O catalisador também aumenta a seletividade. Quando se faz a reação química de A+B em busca do C, há o risco de o resultado ser D ou F. A utilização de um catalisador garante a reação apenas para o produto C. “O catalisador ideal seria aquele que permanecesse ativo por longo tempo, com rendimento de 100% e que não fosse poluente”, sonha Rinaldi.
Embora distantes deste ideal, metais de transição como a platina e o paládio transformam óxidos nítricos em nitrogênio, nos catalisadores de escapamentos de veículos. Na indústria de alimentos, o níquel de Raney transforma óleos vegetais em gorduras (hidrogenação), garantindo o ponto de fusão para mantê-los sólidos em temperatura ambiente.
As enzimas também são catalisadores complexos e altamente eficientes e seletivos, apesar das aplicações restritas, como em certos fármacos e compostos de química fina. “Elas ainda atuam na fermentação, caso das leveduras para a produção de álcool a partir da cana-de-açúcar”.
O pesquisador estima que 95% dos produtos da indústria química sejam obtidos através de processos catalíticos. “Na área de petroquímica, todo o craqueamento de petróleo que resulta nos insumos básicos desta indústria é feito com catalisadores ácidos como zeólitas”, acrescenta.

**Trechos dos registros:**

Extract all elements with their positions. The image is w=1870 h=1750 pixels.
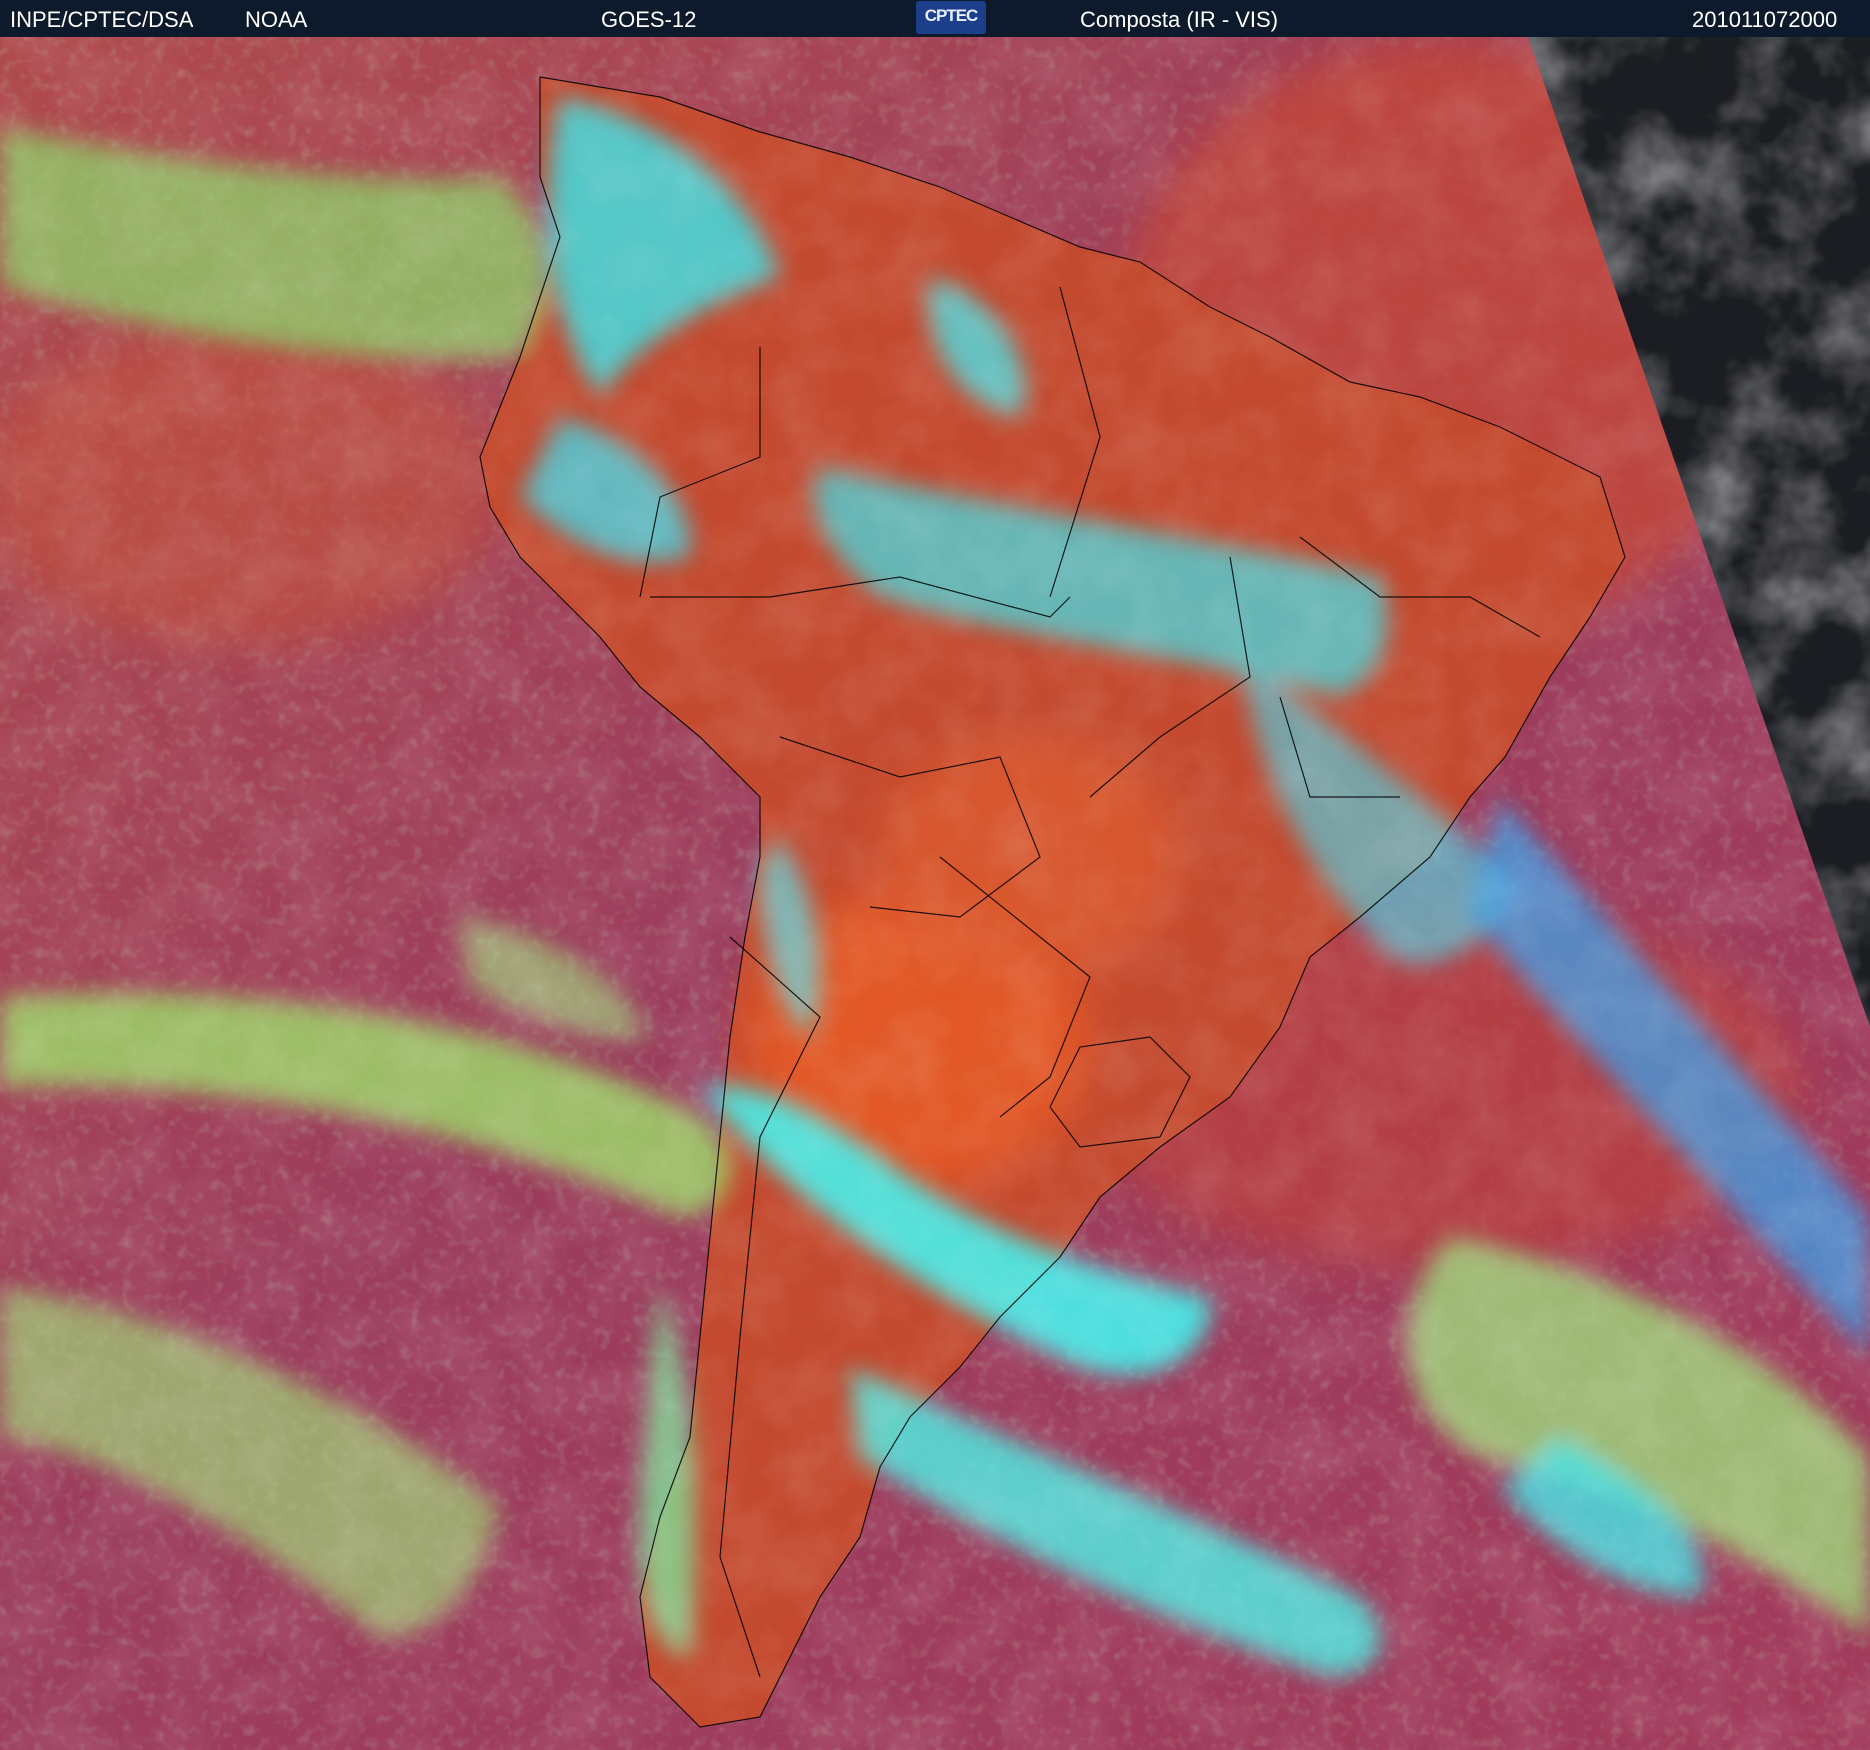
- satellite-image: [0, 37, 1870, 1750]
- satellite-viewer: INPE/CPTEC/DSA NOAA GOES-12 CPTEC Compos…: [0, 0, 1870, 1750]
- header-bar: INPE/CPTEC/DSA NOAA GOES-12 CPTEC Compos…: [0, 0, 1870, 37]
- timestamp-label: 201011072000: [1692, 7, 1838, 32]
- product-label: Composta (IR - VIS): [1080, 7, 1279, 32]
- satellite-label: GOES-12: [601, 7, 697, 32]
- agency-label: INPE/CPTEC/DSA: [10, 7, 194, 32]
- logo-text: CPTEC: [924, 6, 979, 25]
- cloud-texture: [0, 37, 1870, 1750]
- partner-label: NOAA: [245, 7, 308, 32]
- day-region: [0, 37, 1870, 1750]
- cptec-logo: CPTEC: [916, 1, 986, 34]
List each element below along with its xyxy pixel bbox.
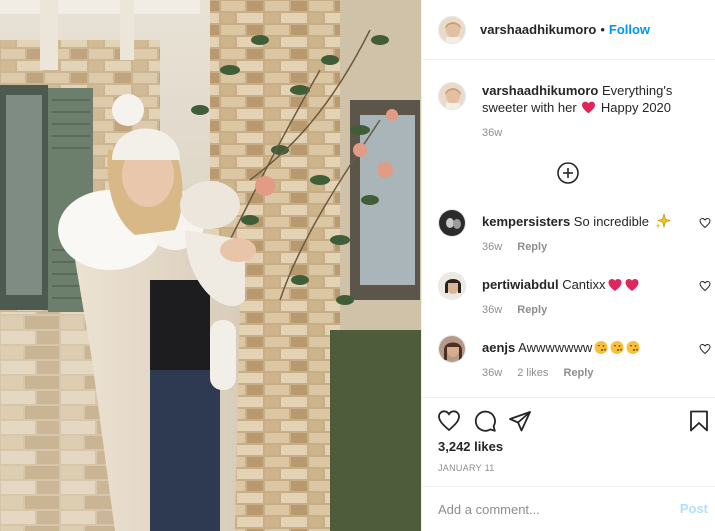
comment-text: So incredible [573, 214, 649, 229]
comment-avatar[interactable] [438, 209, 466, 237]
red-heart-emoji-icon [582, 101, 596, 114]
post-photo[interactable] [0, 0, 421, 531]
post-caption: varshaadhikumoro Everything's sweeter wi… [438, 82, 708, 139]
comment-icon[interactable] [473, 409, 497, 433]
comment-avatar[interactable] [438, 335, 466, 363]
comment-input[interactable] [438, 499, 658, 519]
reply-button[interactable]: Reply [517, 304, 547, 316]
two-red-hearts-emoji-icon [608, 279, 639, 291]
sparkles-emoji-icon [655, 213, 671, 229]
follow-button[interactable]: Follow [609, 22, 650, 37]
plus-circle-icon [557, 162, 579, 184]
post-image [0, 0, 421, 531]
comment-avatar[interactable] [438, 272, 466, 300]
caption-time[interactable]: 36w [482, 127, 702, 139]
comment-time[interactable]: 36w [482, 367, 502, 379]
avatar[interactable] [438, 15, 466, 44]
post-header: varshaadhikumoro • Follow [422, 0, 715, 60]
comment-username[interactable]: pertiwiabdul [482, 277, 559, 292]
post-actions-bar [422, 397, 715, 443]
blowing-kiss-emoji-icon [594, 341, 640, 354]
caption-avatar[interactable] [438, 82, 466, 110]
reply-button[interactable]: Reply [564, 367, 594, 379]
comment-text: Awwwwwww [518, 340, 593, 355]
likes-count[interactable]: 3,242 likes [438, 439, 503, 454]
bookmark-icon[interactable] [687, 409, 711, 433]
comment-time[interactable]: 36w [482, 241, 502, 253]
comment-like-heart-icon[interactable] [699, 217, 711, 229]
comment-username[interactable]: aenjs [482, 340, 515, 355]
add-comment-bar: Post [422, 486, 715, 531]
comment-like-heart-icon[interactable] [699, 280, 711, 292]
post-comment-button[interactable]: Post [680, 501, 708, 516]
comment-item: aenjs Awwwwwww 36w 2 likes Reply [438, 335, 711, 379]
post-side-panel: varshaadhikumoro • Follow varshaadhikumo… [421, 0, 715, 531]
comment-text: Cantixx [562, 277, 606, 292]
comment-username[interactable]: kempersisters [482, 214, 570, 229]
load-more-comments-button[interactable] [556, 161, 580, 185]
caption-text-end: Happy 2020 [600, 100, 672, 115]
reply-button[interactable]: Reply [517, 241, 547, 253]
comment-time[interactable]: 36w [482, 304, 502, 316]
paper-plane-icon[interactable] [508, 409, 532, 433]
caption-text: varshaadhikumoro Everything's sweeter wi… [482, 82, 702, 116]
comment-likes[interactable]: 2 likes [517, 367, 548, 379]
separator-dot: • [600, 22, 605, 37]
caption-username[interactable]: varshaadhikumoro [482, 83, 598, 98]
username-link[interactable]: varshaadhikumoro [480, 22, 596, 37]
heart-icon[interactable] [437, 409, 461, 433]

**Problemas:**
• A. Segundo o trecho sobre catalisadores, que metal transforma óleos vegetais em gorduras na indústria de alimentos?
• B. Por favor, dê continuidade ao trecho sobre catalisadores a partir da última frase dele.

**Gabarito:**
• A. O níquel de Raney.

• B.
Segundo Roberto Rinaldi, desde a década de 1970, as indústrias dobraram sua produção gastando a mesma quantidade de energia. Isto foi possível graças à adoção de técnicas avançadas, que incluem catalisadores extremamente ativos. “Se analisarmos um saquinho de supermercado, a quantidade de catalisador será tão ínfima que não conseguiremos encontrá-lo”.
Tese premiada A questão é que, apesar dos níveis ínfimos, catalisadores como os metais de transição os mais utilizados pela indústria devido à sua reatividade especial apresentam alta toxidade. “O catalisador geralmente desativa-se com o tempo, sendo preciso reativá-lo ou descartá-lo no meio ambiente. Por isso, há uma busca por processos que dispensem os metais de transição ou utilizem metais menos tóxicos”, diz o pesquisador.
Esta preocupação ambiental norteou a tese de doutorado de Rinaldi, que mereceu da Sociedade Brasileira de Catálise um prêmio patrocinado pela Degussa, indústria química alemã líder mundial no desenvolvimento de catalisadores e especialidades químicas. A pesquisa orientada pelo professor Ulf Schuchardt, do IQ, visou um processo com catalisador e oxidante não-tóxicos, viável economicamente.
“O trabalho está na área de epoxidação catalítica, que é uma espécie de ‘reação pivô’ que propicia vários compostos na indústria química. Um dos produtos mais comuns são as resinas epóxi que compõem os pisos deste laboratório e das indústrias”, ilustra o pesquisador.
Um dos objetivos do estudo foi mostrar que, em reações catalíticas, é possível utilizar oxidantes muito mais amigáveis ao meio ambiente, no caso, o peróxido de hidrogênio, que nada mais é do que a água oxigenada. “A grande vantagem é que o subproduto do peróxido de hidrogênio é a água”.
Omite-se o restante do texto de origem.